Go through the data below and gather each line containing "Lichtenberger".
*** Block opens ***
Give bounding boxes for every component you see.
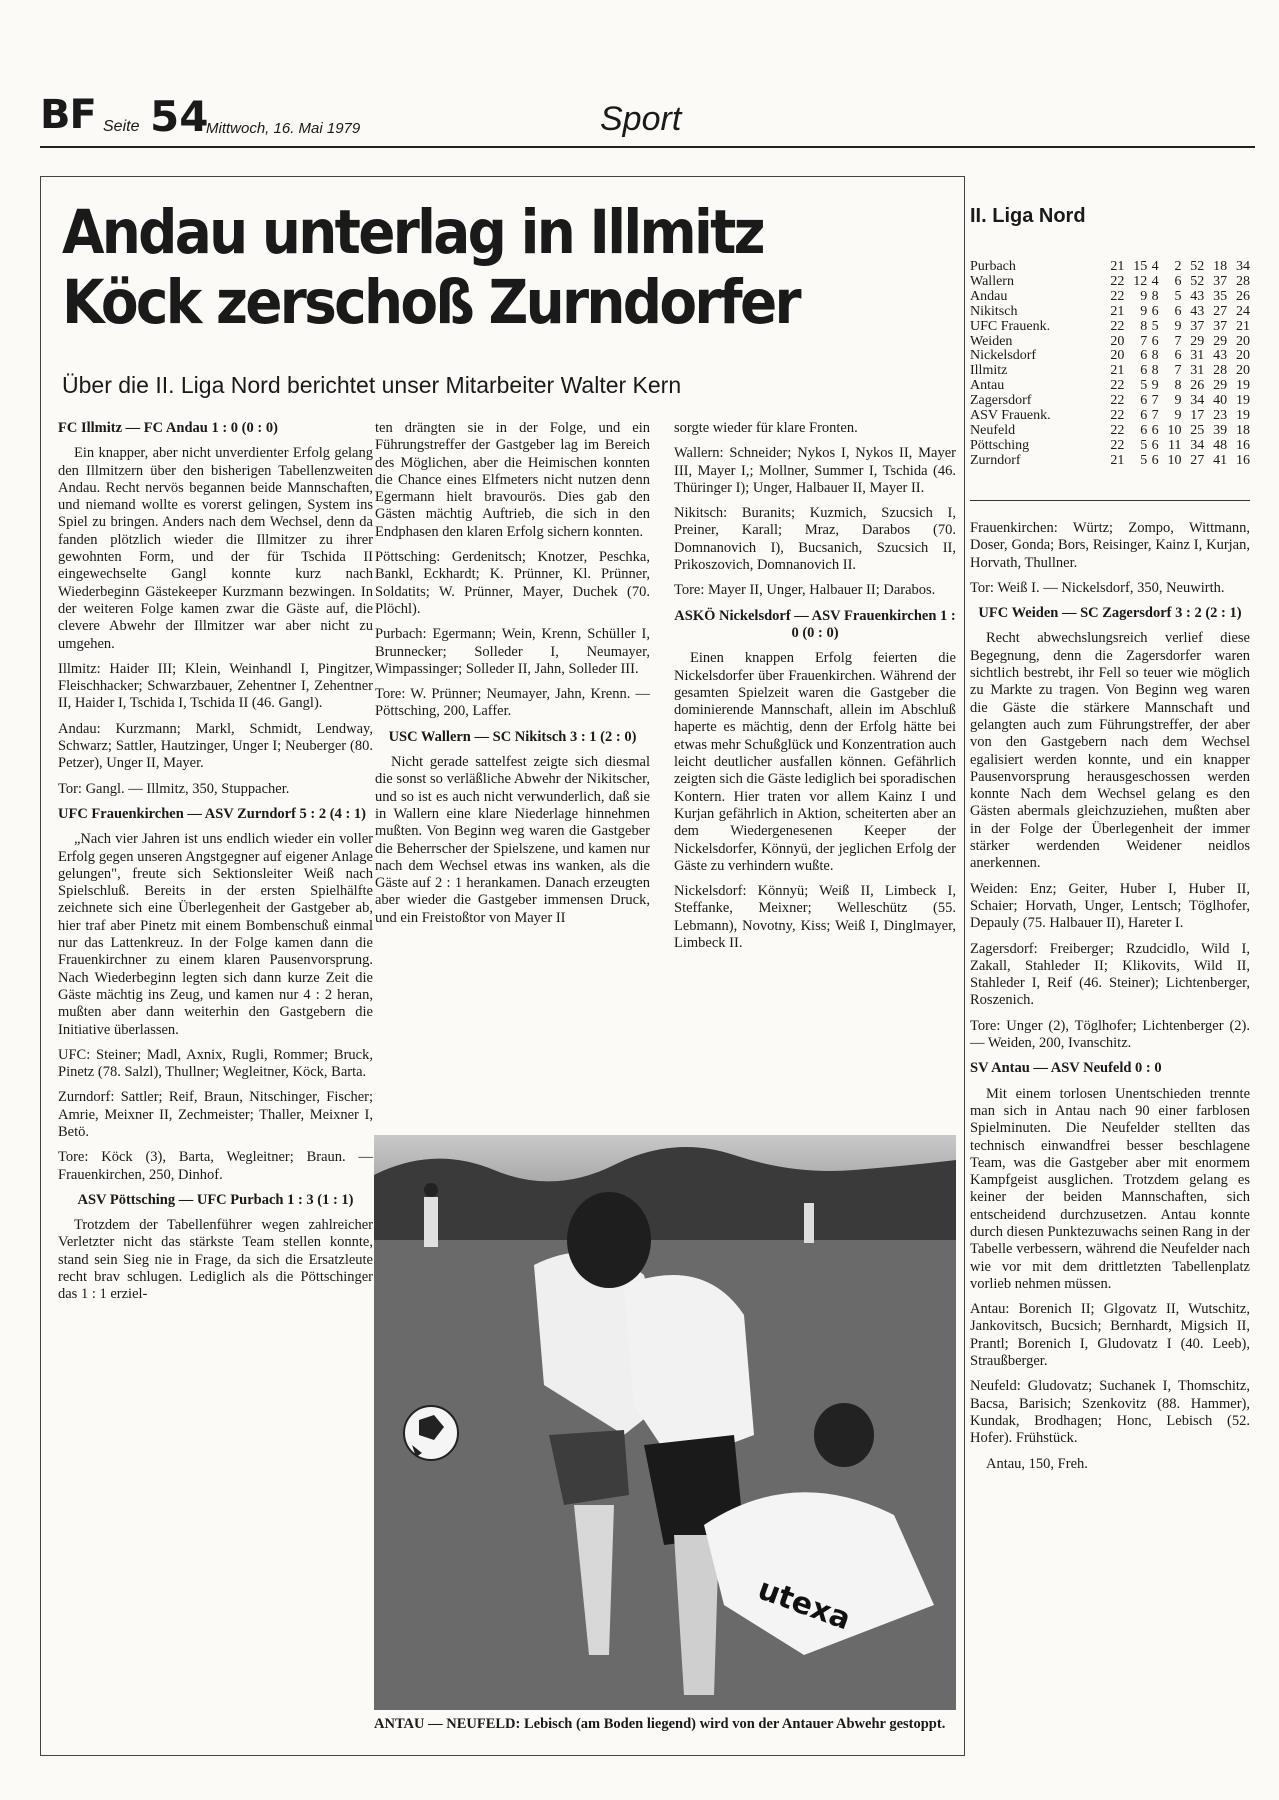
table-cell: 8	[1151, 363, 1159, 379]
table-row	[970, 335, 1250, 350]
team-name: Nickelsdorf	[970, 348, 1037, 364]
column-4	[970, 520, 1250, 1481]
team-name: Andau	[970, 288, 1008, 304]
table-row	[970, 424, 1250, 439]
newspaper-logo: BF	[40, 92, 96, 138]
table-cell: 29	[1190, 333, 1205, 349]
lineup: Pöttsching: Gerdenitsch; Knotzer, Peschka, Bankl, Eckhardt; K. Prünner, Kl. Prünner, Soldatits; W. Prünner, Mayer, Duchek (70. Plöchl).	[375, 549, 650, 617]
team-name: Wallern	[970, 273, 1014, 289]
venue-line: Antau, 150, Freh.	[986, 1455, 1088, 1472]
table-cell: 5	[1140, 437, 1148, 453]
team-name: UFC Frauenk.	[970, 318, 1051, 334]
goals-line: Tore: W. Prünner; Neumayer, Jahn, Krenn. — Pöttsching, 200, Laffer.	[375, 686, 650, 720]
table-cell: 12	[1133, 273, 1148, 289]
team-name: Pöttsching	[970, 437, 1030, 453]
table-cell: 24	[1236, 303, 1250, 319]
table-cell: 20	[1110, 333, 1125, 349]
table-cell: 9	[1174, 318, 1182, 334]
table-cell: 6	[1174, 348, 1182, 364]
headline-line-2: Köck zerschoß Zurndorfer	[62, 267, 799, 338]
table-cell: 27	[1213, 303, 1228, 319]
table-cell: 9	[1140, 288, 1148, 304]
table-cell: 43	[1190, 288, 1205, 304]
match-heading: SV Antau — ASV Neufeld 0 : 0	[970, 1060, 1162, 1077]
goals-line: Tore: Unger (2), Töglhofer; Lichtenberger (2). — Weiden, 200, Ivanschitz.	[970, 1017, 1250, 1052]
table-cell: 22	[1110, 393, 1125, 409]
table-row	[970, 275, 1250, 290]
table-cell: 6	[1151, 422, 1159, 438]
table-cell: 5	[1140, 378, 1148, 394]
table-cell: 28	[1213, 363, 1228, 379]
column-1	[58, 420, 373, 1312]
match-heading: UFC Frauenkirchen — ASV Zurndorf 5 : 2 (4 : 1)	[58, 805, 366, 822]
table-cell: 22	[1110, 273, 1125, 289]
lineup: Nickelsdorf: Könnyü; Weiß II, Limbeck I, Steffanke, Meixner; Welleschütz (55. Lebmann), Novotny, Kiss; Weiß I, Dinglmayer, Limbeck II.	[674, 883, 956, 952]
table-cell: 6	[1151, 303, 1159, 319]
team-name: Neufeld	[970, 422, 1016, 438]
table-cell: 5	[1151, 318, 1159, 334]
table-cell: 34	[1190, 437, 1205, 453]
match-report: ten drängten sie in der Folge, und ein Führungstreffer der Gastgeber lag im Bereich des Möglichen, aber die Heimischen konnten die Chance eines Elfmeters nicht nutzen denn Egermann hielt bravourös. Dies gab den Gästen mächtig Auftrieb, die sich in den Endphasen den klaren Erfolg sichern konnten.	[375, 420, 650, 540]
table-row	[970, 409, 1250, 424]
header-rule	[40, 146, 1255, 148]
table-cell: 6	[1140, 348, 1148, 364]
table-row	[970, 320, 1250, 335]
table-row	[970, 260, 1250, 275]
lineup: Wallern: Schneider; Nykos I, Nykos II, Mayer III, Mayer I,; Mollner, Summer I, Tschida (46. Thüringer I); Unger, Halbauer II, Mayer II.	[674, 445, 956, 496]
match-heading: FC Illmitz — FC Andau 1 : 0 (0 : 0)	[58, 420, 278, 436]
table-cell: 48	[1213, 437, 1228, 453]
table-cell: 7	[1151, 408, 1159, 424]
table-cell: 4	[1151, 273, 1159, 289]
table-cell: 6	[1151, 437, 1159, 453]
table-cell: 7	[1174, 333, 1182, 349]
table-cell: 21	[1110, 303, 1125, 319]
table-cell: 22	[1110, 422, 1125, 438]
match-heading: ASV Pöttsching — UFC Purbach 1 : 3 (1 : 1)	[77, 1191, 354, 1208]
goals-line: Tore: Mayer II, Unger, Halbauer II; Darabos.	[674, 582, 936, 599]
match-photo	[374, 1135, 956, 1710]
table-cell: 4	[1151, 259, 1159, 274]
table-cell: 6	[1140, 363, 1148, 379]
team-name: Weiden	[970, 333, 1013, 349]
table-cell: 6	[1140, 408, 1148, 424]
table-cell: 22	[1110, 288, 1125, 304]
table-cell: 22	[1110, 318, 1125, 334]
table-cell: 9	[1151, 378, 1159, 394]
table-cell: 31	[1190, 363, 1205, 379]
table-row	[970, 454, 1250, 469]
lineup: Antau: Borenich II; Glgovatz II, Wutschitz, Jankovitsch, Bucsich; Bernhardt, Migsich II, Prantl; Borenich I, Gludovatz I (40. Leeb), Straußberger.	[970, 1301, 1250, 1370]
lineup: Illmitz: Haider III; Klein, Weinhandl I, Pingitzer, Fleischhacker; Schwarzbauer, Zehentner I, Zehentner II, Haider I, Tschida I, Tschida II (46. Gangl).	[58, 660, 373, 712]
team-name: Antau	[970, 378, 1005, 394]
table-cell: 6	[1174, 303, 1182, 319]
table-cell: 9	[1174, 408, 1182, 424]
table-cell: 15	[1133, 259, 1148, 274]
table-cell: 26	[1236, 288, 1250, 304]
table-cell: 5	[1174, 288, 1182, 304]
table-row	[970, 349, 1250, 364]
table-cell: 34	[1236, 259, 1250, 274]
table-cell: 2	[1174, 259, 1182, 274]
table-row	[970, 364, 1250, 379]
table-cell: 21	[1110, 452, 1125, 468]
table-cell: 43	[1213, 348, 1228, 364]
table-cell: 35	[1213, 288, 1228, 304]
table-cell: 11	[1167, 437, 1182, 453]
page-number: 54	[150, 92, 209, 141]
section-title: Sport	[600, 100, 682, 138]
match-report: Ein knapper, aber nicht unverdienter Erfolg gelang den Illmitzern über den bisherigen Tabellenzweiten Andau. Recht nervös begannen beide Mannschaften, und niemand wollte es vorerst gelingen, System ins Spiel zu bringen. Anders nach dem Wechsel, denn da fanden plötzlich wieder die Illmitzer zu ihrer gewohnten Form, und der für Tschida II eingewechselte Gangl konnte kurz nach Wiederbeginn Gästekeeper Kurzmann bezwingen. In der weiteren Folge kamen zwar die Gäste auf, die clevere Abwehr der Illmitzer war aber nicht zu umgehen.	[58, 445, 373, 652]
football-photo-illustration	[374, 1135, 956, 1710]
table-cell: 20	[1236, 348, 1250, 364]
lineup: Zagersdorf: Freiberger; Rzudcidlo, Wild I, Zakall, Stahleder II; Klikovits, Wild II, Stahleder I, Reif (46. Steiner); Lichtenberger, Roszenich.	[970, 940, 1250, 1009]
table-cell: 31	[1190, 348, 1205, 364]
table-cell: 18	[1213, 259, 1228, 274]
table-cell: 22	[1110, 378, 1125, 394]
table-cell: 16	[1236, 452, 1250, 468]
table-rule	[970, 500, 1250, 501]
team-name: Nikitsch	[970, 303, 1018, 319]
table-row	[970, 394, 1250, 409]
column-3	[674, 420, 956, 960]
page-label: Seite	[103, 118, 140, 135]
subheadline: Über die II. Liga Nord berichtet unser Mitarbeiter Walter Kern	[62, 372, 682, 398]
team-name: Zurndorf	[970, 452, 1021, 468]
match-report: Mit einem torlosen Unentschieden trennte man sich in Antau nach 90 einer farblosen Spielminuten. Die Neufelder stellten das technisch einwandfrei besser beschlagene Team, was die Gastgeber aber mit enormem Kampfgeist ausglichen. Trotzdem gelang es keiner der beiden Mannschaften, sich entscheidend durchzusetzen. Antau konnte durch diesen Punktezuwachs seinen Rang in der Tabelle verbessern, während die Neufelder nach wie vor mit dem drittletzten Tabellenplatz vorlieb nehmen müssen.	[970, 1085, 1250, 1292]
league-table	[970, 260, 1250, 469]
table-row	[970, 305, 1250, 320]
table-cell: 37	[1213, 318, 1228, 334]
table-cell: 40	[1213, 393, 1228, 409]
team-name: Zagersdorf	[970, 393, 1032, 409]
table-cell: 20	[1110, 348, 1125, 364]
table-cell: 39	[1213, 422, 1228, 438]
table-cell: 52	[1190, 273, 1205, 289]
team-name: Purbach	[970, 259, 1016, 274]
table-cell: 10	[1167, 422, 1182, 438]
table-cell: 28	[1236, 273, 1250, 289]
table-cell: 6	[1151, 333, 1159, 349]
goals-line: Tor: Weiß I. — Nickelsdorf, 350, Neuwirth.	[970, 579, 1225, 596]
table-cell: 19	[1236, 378, 1250, 394]
table-cell: 6	[1140, 422, 1148, 438]
lineup: Neufeld: Gludovatz; Suchanek I, Thomschitz, Bacsa, Barisich; Szenkovitz (88. Hammer), Kundak, Brodhagen; Honc, Lebisch (52. Hofer). Frühstück.	[970, 1378, 1250, 1447]
table-row	[970, 439, 1250, 454]
lineup: Weiden: Enz; Geiter, Huber I, Huber II, Schaier; Horvath, Unger, Lentsch; Töglhofer, Depauly (75. Halbauer II), Hareter I.	[970, 880, 1250, 932]
table-cell: 8	[1174, 378, 1182, 394]
table-cell: 52	[1190, 259, 1205, 274]
table-cell: 22	[1110, 408, 1125, 424]
column-2	[375, 420, 650, 935]
table-cell: 34	[1190, 393, 1205, 409]
table-cell: 37	[1213, 273, 1228, 289]
table-cell: 7	[1174, 363, 1182, 379]
issue-date: Mittwoch, 16. Mai 1979	[206, 120, 361, 137]
table-cell: 22	[1110, 437, 1125, 453]
table-cell: 9	[1174, 393, 1182, 409]
table-cell: 29	[1213, 333, 1228, 349]
table-cell: 20	[1236, 333, 1250, 349]
table-cell: 9	[1140, 303, 1148, 319]
table-cell: 8	[1151, 288, 1159, 304]
table-cell: 27	[1190, 452, 1205, 468]
table-cell: 18	[1236, 422, 1250, 438]
match-report: Trotzdem der Tabellenführer wegen zahlreicher Verletzter nicht das stärkste Team stellen konnte, stand sein Sieg nie in Frage, da sich die Ersatzleute recht brav schlugen. Lediglich als die Pöttschinger das 1 : 1 erziel-	[58, 1217, 373, 1303]
table-cell: 8	[1140, 318, 1148, 334]
lineup: Zurndorf: Sattler; Reif, Braun, Nitschinger, Fischer; Amrie, Meixner II, Zechmeister; Thaller, Meixner I, Betö.	[58, 1089, 373, 1140]
table-cell: 20	[1236, 363, 1250, 379]
match-report: Recht abwechslungsreich verlief diese Begegnung, denn die Zagersdorfer waren sichtlich bestrebt, ihr Fell so teuer wie möglich zu Markte zu tragen. Von Beginn weg waren die Gäste die stärkere Mannschaft und gelangten auch zum Führungstreffer, der aber von den Gastgebern nach dem Wechsel egalisiert werden konnte, und ein knapper Pausenvorsprung herausgeschossen werden konnte Nach dem Wechsel gelang es den Gästen abermals gleichzuziehen, mußten aber in der Folge der Überlegenheit der immer stärker werdenden Weidener neidlos anerkennen.	[970, 630, 1250, 872]
table-cell: 6	[1140, 393, 1148, 409]
goals-line: Tor: Gangl. — Illmitz, 350, Stuppacher.	[58, 780, 290, 797]
table-cell: 16	[1236, 437, 1250, 453]
table-cell: 8	[1151, 348, 1159, 364]
table-cell: 23	[1213, 408, 1228, 424]
table-cell: 7	[1151, 393, 1159, 409]
team-name: Illmitz	[970, 363, 1008, 379]
table-cell: 21	[1110, 363, 1125, 379]
match-report: sorgte wieder für klare Fronten.	[674, 420, 858, 436]
table-cell: 25	[1190, 422, 1205, 438]
table-cell: 21	[1236, 318, 1250, 334]
table-cell: 7	[1140, 333, 1148, 349]
table-cell: 43	[1190, 303, 1205, 319]
shirt-lettering: utexa	[753, 1571, 856, 1638]
goals-line: Tore: Köck (3), Barta, Wegleitner; Braun. — Frauenkirchen, 250, Dinhof.	[58, 1149, 373, 1183]
photo-caption: ANTAU — NEUFELD: Lebisch (am Boden liegend) wird von der Antauer Abwehr gestoppt.	[374, 1716, 946, 1732]
match-heading: UFC Weiden — SC Zagersdorf 3 : 2 (2 : 1)	[978, 605, 1242, 622]
table-cell: 21	[1110, 259, 1125, 274]
table-cell: 19	[1236, 393, 1250, 409]
table-cell: 26	[1190, 378, 1205, 394]
table-cell: 41	[1213, 452, 1228, 468]
lineup: Nikitsch: Buranits; Kuzmich, Szucsich I, Preiner, Karall; Mraz, Darabos (70. Domnanovich I), Bucsanich, Szucsich II, Prikoszovich, Domnanovich II.	[674, 505, 956, 574]
lineup: Frauenkirchen: Würtz; Zompo, Wittmann, Doser, Gonda; Bors, Reisinger, Kainz I, Kurjan, Horvath, Thullner.	[970, 520, 1250, 571]
headline-line-1: Andau unterlag in Illmitz	[62, 197, 763, 268]
match-report: Nicht gerade sattelfest zeigte sich diesmal die sonst so verläßliche Abwehr der Nikitscher, und so ist es auch nicht verwunderlich, daß sie in Wallern eine klare Niederlage hinnehmen mußten. Von Beginn weg waren die Gastgeber die Beherrscher der Spielszene, und kamen nur nach dem Wechsel etwas ins wanken, als die Gäste auf 2 : 1 herankamen. Danach erzeugten aber wieder die Gastgeber immensen Druck, und ein Freistoßtor von Mayer II	[375, 754, 650, 926]
match-report: „Nach vier Jahren ist uns endlich wieder ein voller Erfolg gegen unseren Angstgegner auf eigener Anlage gelungen", freute sich Sektionsleiter Weiß nach Spielschluß. Bereits in der ersten Spielhälfte zeichnete sich eine Überlegenheit der Gastgeber ab, hier traf aber Pinetz mit einem Bombenschuß einmal nur das Lattenkreuz. In der Folge kamen dann die Frauenkirchner zu einem klaren Pausenvorsprung. Nach Wiederbeginn legten sich dann kurze Zeit die Gäste mächtig ins Zeug, und kamen nur 4 : 2 heran, mußten aber dann weiterhin den Gastgebern die Initiative überlassen.	[58, 831, 373, 1038]
table-cell: 37	[1190, 318, 1205, 334]
table-cell: 5	[1140, 452, 1148, 468]
lineup: Purbach: Egermann; Wein, Krenn, Schüller I, Brunnecker; Solleder I, Neumayer, Wimpassinger; Solleder II, Jahn, Solleder III.	[375, 626, 650, 677]
table-cell: 10	[1167, 452, 1182, 468]
headline	[62, 198, 854, 338]
league-table-title: II. Liga Nord	[970, 205, 1086, 227]
team-name: ASV Frauenk.	[970, 408, 1051, 424]
lineup: Andau: Kurzmann; Markl, Schmidt, Lendway, Schwarz; Sattler, Hautzinger, Unger I; Neuberger (80. Petzer), Unger II, Mayer.	[58, 720, 373, 772]
lineup: UFC: Steiner; Madl, Axnix, Rugli, Rommer; Bruck, Pinetz (78. Salzl), Thullner; Wegleitner, Köck, Barta.	[58, 1046, 373, 1081]
match-heading: ASKÖ Nickelsdorf — ASV Frauenkirchen 1 : 0 (0 : 0)	[674, 607, 956, 641]
table-cell: 6	[1151, 452, 1159, 468]
table-cell: 19	[1236, 408, 1250, 424]
table-row	[970, 290, 1250, 305]
table-row	[970, 379, 1250, 394]
table-cell: 6	[1174, 273, 1182, 289]
match-report: Einen knappen Erfolg feierten die Nickelsdorfer über Frauenkirchen. Während der gesamten Spielzeit waren die Gastgeber die dominierende Mannschaft, allein im Abschluß haperte es mächtig, denn der Erfolg hätte bei etwas mehr Schußglück und Konzentration auch leicht deutlicher ausfallen können. Gefährlich zeigten sich die Gäste lediglich bei sporadischen Kontern. Hier traten vor allem Kainz I und Kurjan gefährlich in Aktion, scheiterten aber an dem Wiedergenesenen Keeper der Nickelsdorfer, Könnyü, der jeglichen Erfolg der Gäste zu verhindern wußte.	[674, 650, 956, 874]
table-cell: 17	[1190, 408, 1205, 424]
match-heading: USC Wallern — SC Nikitsch 3 : 1 (2 : 0)	[388, 728, 637, 745]
table-cell: 29	[1213, 378, 1228, 394]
*** Block closes ***
:: Answer to the problem ::
goals-line: Tore: Unger (2), Töglhofer; Lichtenberger (2). — Weiden, 200, Ivanschitz.	[970, 1017, 1250, 1052]
lineup: Zagersdorf: Freiberger; Rzudcidlo, Wild I, Zakall, Stahleder II; Klikovits, Wild II, Stahleder I, Reif (46. Steiner); Lichtenberger, Roszenich.	[970, 940, 1250, 1009]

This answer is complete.